> _APLICA LO LEÍDO_:
a – Copia del texto sobre el sentimiento de rechazo el fragmento que va de "Las relaciones del" a "llegarían más tarde.", ambos incluidos.
b – Prosigue el texto sobre el sentimiento de rechazo a partir de su última oración.

> _TEXTO PARA LEER_:
──────────────────────────────
Pero no solo se trata de esta interacción cuasi biológica entre la madre y el hijo. A partir del nacimiento, los cuidados parentales al bebé van a modular la evolución de las emociones del mismo; en estrecha interacción con sus progenitores y con su entorno. La configuración de la relación con el entorno personal, emocional, comportamental, van a determinar la evolución de la vida emocional del bebé.
Las relaciones del bebé con su entorno van a ser determinantes para entender la gestación de este interrogante: ¿por qué me siento rechazado? Si en las primeras relaciones con el entorno no se devuelve una aprobación gozosa incondicional, de amor y aceptación básicas, hacia el bebé, éste desarrollará una inseguridad que será la cuna de las posteriores inseguridades de su vida infantil, adolescente, adulta, madura. En esta cuna se inscribirían, pues, los sentimientos de ser rechazado por el entorno en nuestras vidas de adultos, más o menos jóvenes, que llegarían más tarde.
La tendencia a sentirse rechazado por el entorno, especialmente si es reiterativa, es decir, si se produce una y otra vez, en distintos escenarios; es plausible pensar que podría provenir de estos cimientos de la vida psíquica que no habrían aportado al bebé un amor incondicional. Mejor dicho, un entorno suficientemente amoroso, que hubiera ayudado a modular los temores por los que todo ser humano transita; desde su más tierna vida emocional, según los especialistas en desarrollo precoz.
Como seres de relación que somos sentimos frustración una y otra vez en el seno de las relaciones. Las expectativas de cada “procesador” de la información que es la mente individual de cada sujeto, muy frecuentemente, tienen que validarse en el intercambio relacional; en la relación con los que tienen otros procesadores de la información, otras mentes, que también piensan y sienten y esperan de nosotros.
──────────────────────────────
> _EXTRACTO DE DATOS_:
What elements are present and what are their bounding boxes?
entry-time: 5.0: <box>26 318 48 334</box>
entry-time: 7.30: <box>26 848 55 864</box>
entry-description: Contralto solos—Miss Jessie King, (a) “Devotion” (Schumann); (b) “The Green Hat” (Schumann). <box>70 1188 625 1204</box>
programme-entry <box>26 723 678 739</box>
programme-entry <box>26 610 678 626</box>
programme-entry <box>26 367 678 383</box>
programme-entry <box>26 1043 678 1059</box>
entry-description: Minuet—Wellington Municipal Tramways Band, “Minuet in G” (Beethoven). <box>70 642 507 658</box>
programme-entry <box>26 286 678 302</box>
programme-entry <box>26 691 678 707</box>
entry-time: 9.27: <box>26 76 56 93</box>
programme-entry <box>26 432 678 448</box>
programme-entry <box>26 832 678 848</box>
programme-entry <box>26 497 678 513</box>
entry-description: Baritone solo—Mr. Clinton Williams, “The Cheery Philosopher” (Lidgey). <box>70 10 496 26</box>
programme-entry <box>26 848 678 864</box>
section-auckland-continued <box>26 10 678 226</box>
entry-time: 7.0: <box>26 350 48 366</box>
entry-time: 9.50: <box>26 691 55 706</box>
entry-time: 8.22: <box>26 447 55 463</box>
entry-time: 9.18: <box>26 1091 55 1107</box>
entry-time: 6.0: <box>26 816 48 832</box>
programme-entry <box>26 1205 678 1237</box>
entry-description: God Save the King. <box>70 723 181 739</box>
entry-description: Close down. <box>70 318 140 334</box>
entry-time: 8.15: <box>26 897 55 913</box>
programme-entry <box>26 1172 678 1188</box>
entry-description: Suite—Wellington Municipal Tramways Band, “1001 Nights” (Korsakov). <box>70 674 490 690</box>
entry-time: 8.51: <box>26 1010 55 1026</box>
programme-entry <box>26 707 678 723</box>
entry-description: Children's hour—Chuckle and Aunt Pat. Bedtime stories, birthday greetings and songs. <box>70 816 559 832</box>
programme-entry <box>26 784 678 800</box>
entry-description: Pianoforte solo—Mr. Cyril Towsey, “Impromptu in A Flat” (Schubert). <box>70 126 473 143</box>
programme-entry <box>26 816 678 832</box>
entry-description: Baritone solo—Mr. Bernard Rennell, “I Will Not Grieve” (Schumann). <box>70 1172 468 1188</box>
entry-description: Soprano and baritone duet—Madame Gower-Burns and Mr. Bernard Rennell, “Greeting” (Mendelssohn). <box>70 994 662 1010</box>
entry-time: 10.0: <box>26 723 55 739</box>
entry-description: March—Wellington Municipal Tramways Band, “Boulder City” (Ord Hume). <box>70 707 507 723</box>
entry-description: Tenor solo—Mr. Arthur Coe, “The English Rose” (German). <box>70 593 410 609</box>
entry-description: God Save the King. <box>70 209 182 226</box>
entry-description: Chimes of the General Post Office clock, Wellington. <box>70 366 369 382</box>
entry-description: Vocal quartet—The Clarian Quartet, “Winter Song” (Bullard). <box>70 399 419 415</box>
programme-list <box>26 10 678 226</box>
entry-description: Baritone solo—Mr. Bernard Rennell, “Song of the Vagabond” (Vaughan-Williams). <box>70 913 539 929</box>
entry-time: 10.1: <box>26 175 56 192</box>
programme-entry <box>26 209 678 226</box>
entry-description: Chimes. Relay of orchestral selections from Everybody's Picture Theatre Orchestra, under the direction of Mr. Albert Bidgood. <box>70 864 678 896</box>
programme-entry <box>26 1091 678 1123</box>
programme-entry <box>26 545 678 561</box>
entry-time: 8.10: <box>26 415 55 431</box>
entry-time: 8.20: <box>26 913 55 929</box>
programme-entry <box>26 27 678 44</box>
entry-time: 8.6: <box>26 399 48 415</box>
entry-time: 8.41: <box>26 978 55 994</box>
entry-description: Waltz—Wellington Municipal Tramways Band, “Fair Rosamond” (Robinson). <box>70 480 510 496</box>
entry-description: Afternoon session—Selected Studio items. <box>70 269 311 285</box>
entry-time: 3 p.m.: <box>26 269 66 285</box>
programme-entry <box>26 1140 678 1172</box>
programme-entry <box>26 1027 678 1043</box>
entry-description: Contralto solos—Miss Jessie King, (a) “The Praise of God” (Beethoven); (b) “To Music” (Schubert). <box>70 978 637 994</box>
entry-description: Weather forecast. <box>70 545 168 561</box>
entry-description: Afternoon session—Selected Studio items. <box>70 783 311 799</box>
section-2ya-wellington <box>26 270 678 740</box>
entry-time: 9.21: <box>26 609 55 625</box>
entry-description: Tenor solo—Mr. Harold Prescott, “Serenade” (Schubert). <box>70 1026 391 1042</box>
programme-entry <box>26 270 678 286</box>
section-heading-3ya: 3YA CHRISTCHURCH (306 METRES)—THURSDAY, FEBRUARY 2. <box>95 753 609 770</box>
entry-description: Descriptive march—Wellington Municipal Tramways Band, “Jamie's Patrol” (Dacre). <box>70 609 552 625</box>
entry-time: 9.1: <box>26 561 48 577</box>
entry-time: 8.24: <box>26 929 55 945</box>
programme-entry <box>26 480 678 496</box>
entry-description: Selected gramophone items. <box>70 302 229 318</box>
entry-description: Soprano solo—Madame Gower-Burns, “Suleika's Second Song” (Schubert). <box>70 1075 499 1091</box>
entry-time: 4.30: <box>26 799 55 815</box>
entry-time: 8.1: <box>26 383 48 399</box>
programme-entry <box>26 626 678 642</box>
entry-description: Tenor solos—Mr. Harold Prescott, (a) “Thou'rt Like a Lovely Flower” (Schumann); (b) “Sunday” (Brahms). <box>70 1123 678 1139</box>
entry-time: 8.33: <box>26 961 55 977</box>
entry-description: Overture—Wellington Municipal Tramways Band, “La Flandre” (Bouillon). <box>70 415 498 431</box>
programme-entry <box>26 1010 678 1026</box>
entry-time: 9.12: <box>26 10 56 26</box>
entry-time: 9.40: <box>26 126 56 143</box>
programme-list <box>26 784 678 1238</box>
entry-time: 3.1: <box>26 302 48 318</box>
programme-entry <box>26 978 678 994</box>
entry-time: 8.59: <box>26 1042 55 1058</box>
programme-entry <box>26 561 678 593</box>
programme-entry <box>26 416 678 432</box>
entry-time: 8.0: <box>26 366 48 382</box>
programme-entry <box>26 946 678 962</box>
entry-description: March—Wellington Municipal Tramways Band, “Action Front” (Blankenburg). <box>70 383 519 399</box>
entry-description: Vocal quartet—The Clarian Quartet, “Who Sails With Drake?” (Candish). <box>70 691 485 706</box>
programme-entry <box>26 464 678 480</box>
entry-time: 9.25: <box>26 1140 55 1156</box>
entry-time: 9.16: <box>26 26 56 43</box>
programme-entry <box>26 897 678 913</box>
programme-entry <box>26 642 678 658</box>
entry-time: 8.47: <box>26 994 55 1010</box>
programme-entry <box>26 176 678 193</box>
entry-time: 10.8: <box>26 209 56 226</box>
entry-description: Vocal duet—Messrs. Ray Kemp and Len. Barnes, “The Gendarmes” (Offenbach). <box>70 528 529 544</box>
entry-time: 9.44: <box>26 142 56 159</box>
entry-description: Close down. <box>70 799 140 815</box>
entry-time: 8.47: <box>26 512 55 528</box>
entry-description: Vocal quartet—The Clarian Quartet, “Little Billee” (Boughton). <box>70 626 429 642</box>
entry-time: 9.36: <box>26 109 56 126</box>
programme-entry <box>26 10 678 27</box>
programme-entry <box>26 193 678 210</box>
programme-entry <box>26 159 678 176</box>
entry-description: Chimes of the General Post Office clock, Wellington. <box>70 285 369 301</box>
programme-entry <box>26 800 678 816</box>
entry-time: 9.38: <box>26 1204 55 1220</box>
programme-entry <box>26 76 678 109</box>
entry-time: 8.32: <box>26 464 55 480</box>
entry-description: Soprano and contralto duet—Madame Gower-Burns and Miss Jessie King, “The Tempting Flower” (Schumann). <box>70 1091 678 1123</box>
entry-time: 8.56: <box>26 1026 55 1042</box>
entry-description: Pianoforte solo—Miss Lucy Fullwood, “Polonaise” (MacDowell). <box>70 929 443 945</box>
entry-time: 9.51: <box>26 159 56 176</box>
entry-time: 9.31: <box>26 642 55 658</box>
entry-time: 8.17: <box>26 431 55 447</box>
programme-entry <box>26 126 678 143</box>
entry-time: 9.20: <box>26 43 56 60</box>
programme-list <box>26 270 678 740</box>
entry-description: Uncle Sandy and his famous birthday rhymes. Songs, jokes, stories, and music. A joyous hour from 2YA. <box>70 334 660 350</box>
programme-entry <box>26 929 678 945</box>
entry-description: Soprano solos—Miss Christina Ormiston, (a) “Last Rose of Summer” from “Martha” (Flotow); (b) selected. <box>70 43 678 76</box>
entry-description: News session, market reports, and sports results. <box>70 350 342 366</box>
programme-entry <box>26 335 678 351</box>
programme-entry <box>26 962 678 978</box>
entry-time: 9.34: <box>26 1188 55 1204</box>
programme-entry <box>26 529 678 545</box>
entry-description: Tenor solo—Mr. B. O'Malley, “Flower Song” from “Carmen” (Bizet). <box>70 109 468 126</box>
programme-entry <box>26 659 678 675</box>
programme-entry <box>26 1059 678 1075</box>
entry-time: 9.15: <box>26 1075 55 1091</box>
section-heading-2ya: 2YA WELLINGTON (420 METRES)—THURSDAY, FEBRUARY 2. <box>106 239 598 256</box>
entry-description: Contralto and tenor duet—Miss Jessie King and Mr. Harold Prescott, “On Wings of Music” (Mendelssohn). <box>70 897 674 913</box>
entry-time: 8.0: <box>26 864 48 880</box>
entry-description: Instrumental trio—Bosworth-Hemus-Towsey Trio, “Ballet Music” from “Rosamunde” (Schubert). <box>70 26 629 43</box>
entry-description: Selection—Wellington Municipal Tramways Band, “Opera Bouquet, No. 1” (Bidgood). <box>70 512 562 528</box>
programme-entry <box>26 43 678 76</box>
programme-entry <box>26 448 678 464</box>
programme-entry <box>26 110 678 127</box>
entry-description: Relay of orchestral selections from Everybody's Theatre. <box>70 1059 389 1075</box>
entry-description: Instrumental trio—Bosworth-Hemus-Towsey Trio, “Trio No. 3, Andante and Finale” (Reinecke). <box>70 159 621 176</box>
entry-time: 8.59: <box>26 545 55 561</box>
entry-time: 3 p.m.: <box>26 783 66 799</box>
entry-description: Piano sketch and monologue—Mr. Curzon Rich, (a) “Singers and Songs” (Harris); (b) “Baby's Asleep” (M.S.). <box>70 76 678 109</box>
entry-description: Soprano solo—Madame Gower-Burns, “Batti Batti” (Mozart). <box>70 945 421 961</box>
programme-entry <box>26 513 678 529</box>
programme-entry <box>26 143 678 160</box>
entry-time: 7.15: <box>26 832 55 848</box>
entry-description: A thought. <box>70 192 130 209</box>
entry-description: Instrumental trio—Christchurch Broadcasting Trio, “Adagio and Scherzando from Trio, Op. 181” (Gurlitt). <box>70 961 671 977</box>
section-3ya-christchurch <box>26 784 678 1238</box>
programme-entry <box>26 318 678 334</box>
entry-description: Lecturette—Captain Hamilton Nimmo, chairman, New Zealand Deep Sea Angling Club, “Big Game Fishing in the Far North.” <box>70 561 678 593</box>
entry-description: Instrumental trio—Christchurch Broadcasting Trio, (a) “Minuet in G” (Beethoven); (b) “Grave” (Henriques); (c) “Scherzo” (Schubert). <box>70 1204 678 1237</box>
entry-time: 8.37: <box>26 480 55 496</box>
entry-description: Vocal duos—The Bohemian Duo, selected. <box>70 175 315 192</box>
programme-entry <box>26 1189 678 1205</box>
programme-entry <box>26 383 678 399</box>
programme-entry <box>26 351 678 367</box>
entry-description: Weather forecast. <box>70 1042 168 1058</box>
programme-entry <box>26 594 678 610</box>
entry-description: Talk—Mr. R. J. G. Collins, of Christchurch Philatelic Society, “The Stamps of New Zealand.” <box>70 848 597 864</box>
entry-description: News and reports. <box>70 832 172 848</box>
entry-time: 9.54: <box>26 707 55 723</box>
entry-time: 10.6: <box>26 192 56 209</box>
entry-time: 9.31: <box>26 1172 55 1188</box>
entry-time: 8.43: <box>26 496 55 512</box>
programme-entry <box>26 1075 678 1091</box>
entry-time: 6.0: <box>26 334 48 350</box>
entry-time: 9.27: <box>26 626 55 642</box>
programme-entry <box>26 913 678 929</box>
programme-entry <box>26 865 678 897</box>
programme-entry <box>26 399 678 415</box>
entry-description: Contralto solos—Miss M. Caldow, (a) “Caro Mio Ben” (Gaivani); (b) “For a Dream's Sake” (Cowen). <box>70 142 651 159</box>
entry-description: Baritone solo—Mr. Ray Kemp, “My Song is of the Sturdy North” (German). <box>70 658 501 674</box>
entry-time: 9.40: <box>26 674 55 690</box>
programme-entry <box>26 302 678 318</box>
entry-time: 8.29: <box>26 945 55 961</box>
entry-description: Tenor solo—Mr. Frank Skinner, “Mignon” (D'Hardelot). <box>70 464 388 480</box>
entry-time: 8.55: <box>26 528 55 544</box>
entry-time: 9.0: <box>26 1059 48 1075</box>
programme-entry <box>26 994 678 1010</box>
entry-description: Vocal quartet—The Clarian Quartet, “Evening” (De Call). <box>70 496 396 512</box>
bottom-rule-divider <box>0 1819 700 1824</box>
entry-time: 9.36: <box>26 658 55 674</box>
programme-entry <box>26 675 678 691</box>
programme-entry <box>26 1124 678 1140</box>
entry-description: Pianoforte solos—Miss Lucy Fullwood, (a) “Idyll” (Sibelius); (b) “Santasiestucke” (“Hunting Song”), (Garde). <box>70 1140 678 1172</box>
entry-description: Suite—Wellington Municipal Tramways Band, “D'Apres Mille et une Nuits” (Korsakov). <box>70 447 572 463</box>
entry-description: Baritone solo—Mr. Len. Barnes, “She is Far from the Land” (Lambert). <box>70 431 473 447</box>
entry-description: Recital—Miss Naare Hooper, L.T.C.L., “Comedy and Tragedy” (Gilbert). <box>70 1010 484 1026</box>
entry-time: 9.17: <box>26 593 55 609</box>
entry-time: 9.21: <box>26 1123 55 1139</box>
──────────────────────────────
> _RESPUESTAS POR TAREA_:
a –
Las relaciones del bebé con su entorno van a ser determinantes para entender la gestación de este interrogante: ¿por qué me siento rechazado? Si en las primeras relaciones con el entorno no se devuelve una aprobación gozosa incondicional, de amor y aceptación básicas, hacia el bebé, éste desarrollará una inseguridad que será la cuna de las posteriores inseguridades de su vida infantil, adolescente, adulta, madura. En esta cuna se inscribirían, pues, los sentimientos de ser rechazado por el entorno en nuestras vidas de adultos, más o menos jóvenes, que llegarían más tarde.

b –
El otro nos infringe, una y otra vez -unas veces muy frecuentemente, otras, muy escasamente- frustración. Dependiendo de como esté configurado nuestro software desde nuestra más tierna infancia, podremos sucumbir o no a los sentimientos de sentirnos rechazados por el entorno; por las otras mentes en interacción con las nuestras. El desarrollo de relaciones emocionales que nos hagan sentirnos aceptados, amados, reconocidos, valorados -mejor si es de manera incondicional- va a aportar un caudal de experiencia a favor de saber tolerar la frustración que toda relación interpersonal lleva dentro de sí, en un grado u otro.
Lo primero que hay que hacer es verificar, a ser posible, si el rechazo que sentimos, proviene certeramente del comportamiento del otro que nos circunda; de su actitud, de sus palabras, de sus gestos, de su silencio, etc. O si, por el contrario, podríamos dudar que el otro fuese la causa de nuestro sentir. En otras palabras, si pudiéramos preguntarnos -si la emoción nos lo permite- a propósito de si somos nosotros los que lo interpretamos así; esa manera de proceder del otro, en la dirección del rechazo. Si esto nos es posible, estaríamos en el camino de la introspección, que es la puerta de entrada a lo que da sentido a una relación de ayuda como es la consulta psicológica.
La consulta psicológica, en el formato que se desarrolle, estaría indicada cuando la persona sucumbe, una y otra vez, a esta interpretación reiterativa; de que son los otros los que me rechazan. La relación de ayuda psicológica puede ayudar a la persona a revisar, introspectivamente, si las cosas son tan reiteradamente como ella las siente; o si unas veces sí lo son y otras quizás no, o quizás no tanto, ampliando el horizonte de percepción personal.